# To be done:
State the number of lines in the material below that have "Room" in them, without any other text.

++++ Provided data ++++

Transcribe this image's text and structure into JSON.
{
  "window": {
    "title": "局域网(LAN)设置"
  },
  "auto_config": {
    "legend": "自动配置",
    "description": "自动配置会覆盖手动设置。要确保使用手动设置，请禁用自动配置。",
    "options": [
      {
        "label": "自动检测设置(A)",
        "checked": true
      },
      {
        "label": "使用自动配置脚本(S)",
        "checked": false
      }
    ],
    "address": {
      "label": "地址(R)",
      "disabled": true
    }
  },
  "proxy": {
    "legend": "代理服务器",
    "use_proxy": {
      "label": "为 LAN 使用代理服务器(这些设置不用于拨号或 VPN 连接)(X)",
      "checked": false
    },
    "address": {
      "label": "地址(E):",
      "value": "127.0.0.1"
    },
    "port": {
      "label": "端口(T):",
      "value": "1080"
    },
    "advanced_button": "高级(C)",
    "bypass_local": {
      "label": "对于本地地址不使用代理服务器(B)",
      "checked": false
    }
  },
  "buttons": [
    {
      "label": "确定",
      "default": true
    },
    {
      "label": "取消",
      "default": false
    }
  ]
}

++++
++++ Provided data ++++

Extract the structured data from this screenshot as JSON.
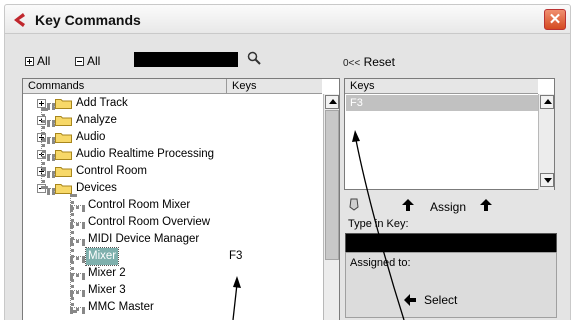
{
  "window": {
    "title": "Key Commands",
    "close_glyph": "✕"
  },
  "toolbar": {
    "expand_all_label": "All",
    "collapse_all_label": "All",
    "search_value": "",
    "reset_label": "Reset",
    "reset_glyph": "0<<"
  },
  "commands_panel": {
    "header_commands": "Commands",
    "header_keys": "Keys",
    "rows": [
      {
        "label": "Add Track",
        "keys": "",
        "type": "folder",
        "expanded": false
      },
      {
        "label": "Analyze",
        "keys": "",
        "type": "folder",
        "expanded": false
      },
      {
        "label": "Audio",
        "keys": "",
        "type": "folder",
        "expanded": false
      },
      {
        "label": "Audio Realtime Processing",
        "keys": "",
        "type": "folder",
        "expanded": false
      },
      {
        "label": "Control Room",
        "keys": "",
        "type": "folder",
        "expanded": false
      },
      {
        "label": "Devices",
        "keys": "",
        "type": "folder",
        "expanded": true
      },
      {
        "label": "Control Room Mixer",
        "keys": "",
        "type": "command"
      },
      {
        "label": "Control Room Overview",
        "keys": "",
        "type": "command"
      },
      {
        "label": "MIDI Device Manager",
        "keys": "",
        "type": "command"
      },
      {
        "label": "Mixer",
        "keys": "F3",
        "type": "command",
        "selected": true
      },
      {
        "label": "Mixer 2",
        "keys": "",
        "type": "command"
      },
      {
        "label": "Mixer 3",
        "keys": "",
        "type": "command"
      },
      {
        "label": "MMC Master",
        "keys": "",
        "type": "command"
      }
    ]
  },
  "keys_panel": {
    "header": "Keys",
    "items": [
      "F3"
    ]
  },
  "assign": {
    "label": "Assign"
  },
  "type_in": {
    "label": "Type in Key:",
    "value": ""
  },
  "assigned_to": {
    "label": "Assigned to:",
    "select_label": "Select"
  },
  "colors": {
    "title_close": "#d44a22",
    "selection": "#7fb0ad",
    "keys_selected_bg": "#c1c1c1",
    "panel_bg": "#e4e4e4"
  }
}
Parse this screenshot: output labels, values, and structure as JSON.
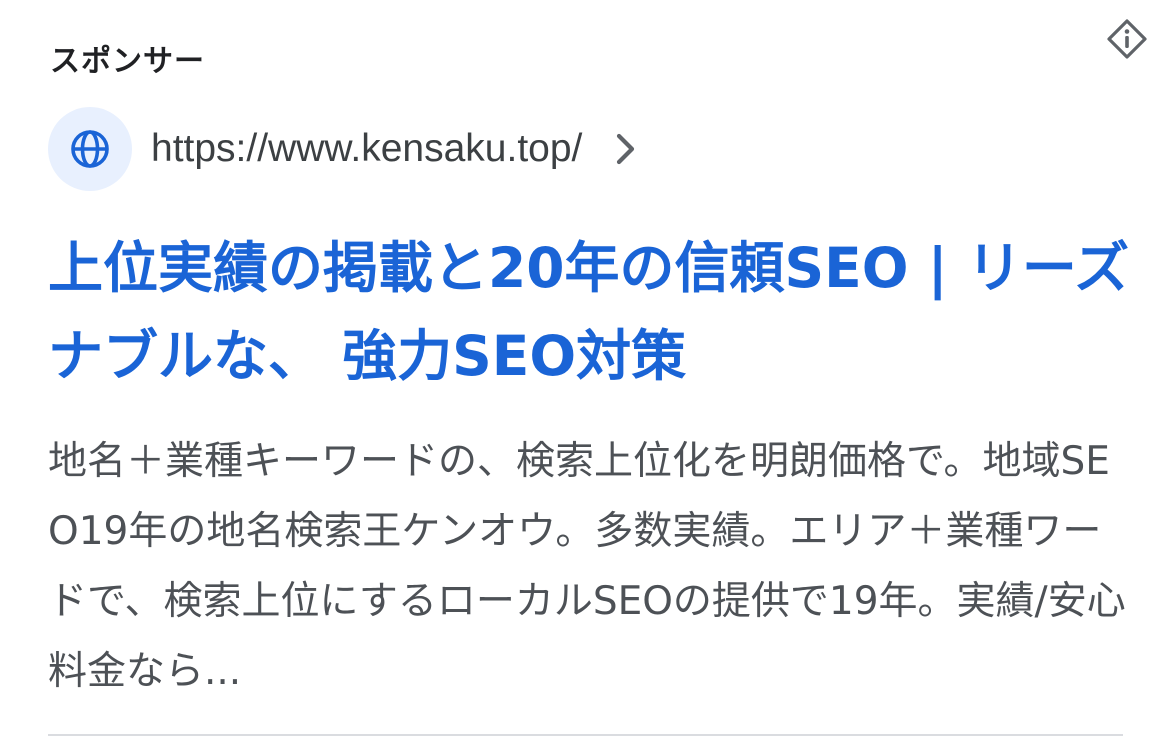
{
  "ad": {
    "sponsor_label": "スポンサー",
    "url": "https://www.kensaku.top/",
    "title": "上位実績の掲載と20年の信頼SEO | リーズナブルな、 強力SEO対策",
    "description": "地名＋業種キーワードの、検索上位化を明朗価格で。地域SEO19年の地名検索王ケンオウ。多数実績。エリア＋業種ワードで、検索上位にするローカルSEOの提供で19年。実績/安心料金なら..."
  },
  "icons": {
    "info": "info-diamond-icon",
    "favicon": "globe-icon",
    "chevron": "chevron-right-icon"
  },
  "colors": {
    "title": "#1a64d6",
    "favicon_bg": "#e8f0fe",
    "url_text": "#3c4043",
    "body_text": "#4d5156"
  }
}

++++

# Full answer:
3